— start Records provided —

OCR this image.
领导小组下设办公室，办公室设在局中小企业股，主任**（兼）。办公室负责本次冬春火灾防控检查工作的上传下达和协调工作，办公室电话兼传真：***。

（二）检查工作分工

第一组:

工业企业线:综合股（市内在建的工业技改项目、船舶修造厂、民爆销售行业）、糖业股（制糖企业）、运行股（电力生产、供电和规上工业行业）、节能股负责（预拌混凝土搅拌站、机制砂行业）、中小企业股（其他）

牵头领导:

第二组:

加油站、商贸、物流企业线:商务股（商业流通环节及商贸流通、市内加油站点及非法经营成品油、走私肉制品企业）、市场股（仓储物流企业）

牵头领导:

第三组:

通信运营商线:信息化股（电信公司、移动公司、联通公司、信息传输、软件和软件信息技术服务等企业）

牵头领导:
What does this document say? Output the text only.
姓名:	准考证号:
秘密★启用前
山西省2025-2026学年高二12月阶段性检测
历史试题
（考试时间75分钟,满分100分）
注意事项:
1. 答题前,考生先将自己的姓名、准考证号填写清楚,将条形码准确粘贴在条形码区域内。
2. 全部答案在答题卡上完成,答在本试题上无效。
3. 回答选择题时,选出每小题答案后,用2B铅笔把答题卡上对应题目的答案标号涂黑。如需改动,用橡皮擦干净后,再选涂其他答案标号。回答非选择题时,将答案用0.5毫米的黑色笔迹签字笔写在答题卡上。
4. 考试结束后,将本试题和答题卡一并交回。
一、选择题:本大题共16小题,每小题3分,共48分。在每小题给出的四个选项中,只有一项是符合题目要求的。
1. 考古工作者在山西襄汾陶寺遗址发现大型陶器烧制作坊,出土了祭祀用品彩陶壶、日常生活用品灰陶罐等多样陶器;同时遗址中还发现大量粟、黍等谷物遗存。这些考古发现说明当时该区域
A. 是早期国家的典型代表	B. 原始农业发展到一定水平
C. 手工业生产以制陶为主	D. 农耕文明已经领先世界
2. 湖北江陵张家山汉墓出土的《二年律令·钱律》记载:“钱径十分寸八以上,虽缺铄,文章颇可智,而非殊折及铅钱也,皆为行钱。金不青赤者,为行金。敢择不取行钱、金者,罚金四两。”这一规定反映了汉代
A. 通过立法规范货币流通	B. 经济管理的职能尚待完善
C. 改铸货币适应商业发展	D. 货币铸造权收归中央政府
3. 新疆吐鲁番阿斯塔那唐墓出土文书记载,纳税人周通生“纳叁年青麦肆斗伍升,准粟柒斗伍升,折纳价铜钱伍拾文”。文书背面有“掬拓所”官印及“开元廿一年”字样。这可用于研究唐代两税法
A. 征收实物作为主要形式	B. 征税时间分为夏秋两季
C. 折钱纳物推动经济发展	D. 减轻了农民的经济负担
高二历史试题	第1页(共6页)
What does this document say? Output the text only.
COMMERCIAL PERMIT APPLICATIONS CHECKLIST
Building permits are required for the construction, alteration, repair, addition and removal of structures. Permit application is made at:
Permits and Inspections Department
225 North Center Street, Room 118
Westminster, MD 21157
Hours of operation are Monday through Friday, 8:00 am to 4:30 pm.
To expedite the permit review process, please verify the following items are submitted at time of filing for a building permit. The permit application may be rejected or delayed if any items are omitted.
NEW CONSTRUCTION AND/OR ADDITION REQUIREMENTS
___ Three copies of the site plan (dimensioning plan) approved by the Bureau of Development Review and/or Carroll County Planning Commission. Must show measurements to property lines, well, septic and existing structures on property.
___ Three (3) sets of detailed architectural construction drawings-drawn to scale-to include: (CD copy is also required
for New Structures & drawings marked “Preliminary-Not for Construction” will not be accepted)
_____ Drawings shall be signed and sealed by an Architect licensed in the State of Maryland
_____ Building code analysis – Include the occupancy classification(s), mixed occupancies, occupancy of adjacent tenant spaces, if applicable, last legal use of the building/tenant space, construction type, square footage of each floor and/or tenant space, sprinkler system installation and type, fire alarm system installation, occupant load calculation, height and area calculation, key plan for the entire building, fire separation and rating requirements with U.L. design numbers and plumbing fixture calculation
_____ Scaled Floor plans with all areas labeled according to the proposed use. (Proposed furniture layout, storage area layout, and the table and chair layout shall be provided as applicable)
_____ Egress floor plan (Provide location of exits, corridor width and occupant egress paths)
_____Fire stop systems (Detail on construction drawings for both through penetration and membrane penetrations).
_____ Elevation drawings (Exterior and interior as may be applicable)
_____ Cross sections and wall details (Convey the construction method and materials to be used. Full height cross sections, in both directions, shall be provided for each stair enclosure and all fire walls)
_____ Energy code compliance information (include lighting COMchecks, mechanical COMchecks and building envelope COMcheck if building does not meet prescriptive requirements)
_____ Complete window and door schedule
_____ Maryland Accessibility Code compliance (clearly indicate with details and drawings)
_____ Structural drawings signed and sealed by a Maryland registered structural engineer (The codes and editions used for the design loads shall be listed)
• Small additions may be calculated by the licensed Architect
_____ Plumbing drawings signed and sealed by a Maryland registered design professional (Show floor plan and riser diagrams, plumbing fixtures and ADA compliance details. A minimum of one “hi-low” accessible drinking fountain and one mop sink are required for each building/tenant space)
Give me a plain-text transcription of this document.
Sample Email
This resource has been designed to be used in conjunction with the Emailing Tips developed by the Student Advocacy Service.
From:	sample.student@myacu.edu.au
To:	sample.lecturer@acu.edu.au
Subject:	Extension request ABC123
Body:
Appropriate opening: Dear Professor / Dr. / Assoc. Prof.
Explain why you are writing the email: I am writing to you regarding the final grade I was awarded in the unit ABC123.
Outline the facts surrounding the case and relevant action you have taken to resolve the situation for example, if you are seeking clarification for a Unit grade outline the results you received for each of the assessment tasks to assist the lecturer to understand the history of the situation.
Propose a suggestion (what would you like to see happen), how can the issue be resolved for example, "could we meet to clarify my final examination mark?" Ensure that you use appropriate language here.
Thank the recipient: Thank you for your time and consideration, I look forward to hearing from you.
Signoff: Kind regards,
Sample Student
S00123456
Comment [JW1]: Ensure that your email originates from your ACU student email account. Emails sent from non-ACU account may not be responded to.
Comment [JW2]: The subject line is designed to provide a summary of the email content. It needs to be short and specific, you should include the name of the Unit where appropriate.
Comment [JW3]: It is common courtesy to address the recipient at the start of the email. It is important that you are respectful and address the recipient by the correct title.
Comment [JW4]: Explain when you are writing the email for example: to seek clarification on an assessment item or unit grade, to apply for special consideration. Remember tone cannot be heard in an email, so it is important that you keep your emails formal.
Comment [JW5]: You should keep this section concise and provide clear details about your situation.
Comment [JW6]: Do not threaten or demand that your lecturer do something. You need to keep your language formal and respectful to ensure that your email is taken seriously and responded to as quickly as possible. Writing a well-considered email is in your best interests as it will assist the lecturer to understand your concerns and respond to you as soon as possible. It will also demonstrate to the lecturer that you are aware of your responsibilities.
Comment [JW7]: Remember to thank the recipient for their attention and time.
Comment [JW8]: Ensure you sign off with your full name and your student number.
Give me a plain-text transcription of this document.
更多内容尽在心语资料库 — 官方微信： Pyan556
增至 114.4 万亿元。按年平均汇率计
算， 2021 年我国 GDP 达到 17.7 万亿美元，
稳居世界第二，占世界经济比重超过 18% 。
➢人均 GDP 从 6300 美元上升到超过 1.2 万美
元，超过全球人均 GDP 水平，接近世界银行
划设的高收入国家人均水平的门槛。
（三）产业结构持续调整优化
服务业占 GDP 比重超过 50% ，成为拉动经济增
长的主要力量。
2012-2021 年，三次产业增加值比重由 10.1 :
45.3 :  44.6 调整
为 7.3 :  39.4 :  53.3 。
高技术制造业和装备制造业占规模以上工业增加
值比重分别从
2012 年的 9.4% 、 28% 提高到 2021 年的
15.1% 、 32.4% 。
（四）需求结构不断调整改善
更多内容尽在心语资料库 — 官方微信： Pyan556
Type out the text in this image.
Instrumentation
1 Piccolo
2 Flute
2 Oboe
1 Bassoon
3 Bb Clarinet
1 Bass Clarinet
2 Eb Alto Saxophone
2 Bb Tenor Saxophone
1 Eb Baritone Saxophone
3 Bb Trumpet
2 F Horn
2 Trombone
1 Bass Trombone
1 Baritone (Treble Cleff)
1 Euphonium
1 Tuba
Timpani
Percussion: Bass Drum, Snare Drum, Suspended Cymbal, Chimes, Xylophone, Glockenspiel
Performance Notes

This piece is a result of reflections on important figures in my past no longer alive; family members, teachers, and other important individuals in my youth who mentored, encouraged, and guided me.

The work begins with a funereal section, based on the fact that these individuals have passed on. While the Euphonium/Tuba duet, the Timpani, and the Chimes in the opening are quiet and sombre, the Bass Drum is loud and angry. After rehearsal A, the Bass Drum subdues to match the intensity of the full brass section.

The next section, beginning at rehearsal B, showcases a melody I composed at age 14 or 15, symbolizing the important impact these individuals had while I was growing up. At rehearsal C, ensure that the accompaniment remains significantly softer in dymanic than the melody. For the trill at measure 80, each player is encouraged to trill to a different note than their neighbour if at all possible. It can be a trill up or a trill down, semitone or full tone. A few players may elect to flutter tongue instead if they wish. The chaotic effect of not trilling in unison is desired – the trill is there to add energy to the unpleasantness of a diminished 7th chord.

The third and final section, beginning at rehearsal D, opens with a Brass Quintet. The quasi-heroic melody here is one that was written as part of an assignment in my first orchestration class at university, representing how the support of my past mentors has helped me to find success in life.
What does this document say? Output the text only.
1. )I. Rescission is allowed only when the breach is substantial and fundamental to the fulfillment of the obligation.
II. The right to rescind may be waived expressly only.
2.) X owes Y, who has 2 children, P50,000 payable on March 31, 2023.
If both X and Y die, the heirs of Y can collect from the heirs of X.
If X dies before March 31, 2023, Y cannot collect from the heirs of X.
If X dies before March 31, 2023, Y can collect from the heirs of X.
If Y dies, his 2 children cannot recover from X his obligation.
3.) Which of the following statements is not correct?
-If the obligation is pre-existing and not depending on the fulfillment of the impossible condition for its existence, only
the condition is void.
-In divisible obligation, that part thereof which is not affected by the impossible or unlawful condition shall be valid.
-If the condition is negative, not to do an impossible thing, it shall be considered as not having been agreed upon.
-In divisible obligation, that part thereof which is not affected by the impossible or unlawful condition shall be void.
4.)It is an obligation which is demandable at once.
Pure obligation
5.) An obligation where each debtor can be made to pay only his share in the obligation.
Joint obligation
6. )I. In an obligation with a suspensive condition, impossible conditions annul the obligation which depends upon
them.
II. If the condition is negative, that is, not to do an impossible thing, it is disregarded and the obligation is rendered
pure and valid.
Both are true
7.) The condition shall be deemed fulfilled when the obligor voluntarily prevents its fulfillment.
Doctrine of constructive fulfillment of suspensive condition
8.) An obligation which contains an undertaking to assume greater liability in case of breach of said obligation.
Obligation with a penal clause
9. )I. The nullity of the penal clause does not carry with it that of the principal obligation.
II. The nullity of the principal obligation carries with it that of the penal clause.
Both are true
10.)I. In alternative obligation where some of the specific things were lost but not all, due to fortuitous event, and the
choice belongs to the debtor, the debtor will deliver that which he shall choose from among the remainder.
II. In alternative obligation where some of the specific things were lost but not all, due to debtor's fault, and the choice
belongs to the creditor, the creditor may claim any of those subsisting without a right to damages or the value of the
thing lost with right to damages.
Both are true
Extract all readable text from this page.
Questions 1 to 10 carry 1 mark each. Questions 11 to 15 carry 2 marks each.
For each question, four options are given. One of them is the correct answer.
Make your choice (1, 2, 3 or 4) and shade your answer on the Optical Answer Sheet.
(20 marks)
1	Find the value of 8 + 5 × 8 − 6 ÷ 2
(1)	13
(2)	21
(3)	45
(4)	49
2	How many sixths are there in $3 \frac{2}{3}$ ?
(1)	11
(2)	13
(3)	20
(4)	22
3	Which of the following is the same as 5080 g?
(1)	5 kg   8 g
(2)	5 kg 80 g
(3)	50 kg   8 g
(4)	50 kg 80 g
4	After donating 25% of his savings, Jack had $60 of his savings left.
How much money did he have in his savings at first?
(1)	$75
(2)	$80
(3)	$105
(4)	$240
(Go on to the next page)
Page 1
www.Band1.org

— end Records provided —

● Instructions to follow: Copy every line of the records above that contains "where".

● Solution to this exercise:
Comment [JW2]: The subject line is designed to provide a summary of the email content. It needs to be short and specific, you should include the name of the Unit where appropriate.
5.) An obligation where each debtor can be made to pay only his share in the obligation.
10.)I. In alternative obligation where some of the specific things were lost but not all, due to fortuitous event, and the
II. In alternative obligation where some of the specific things were lost but not all, due to debtor's fault, and the choice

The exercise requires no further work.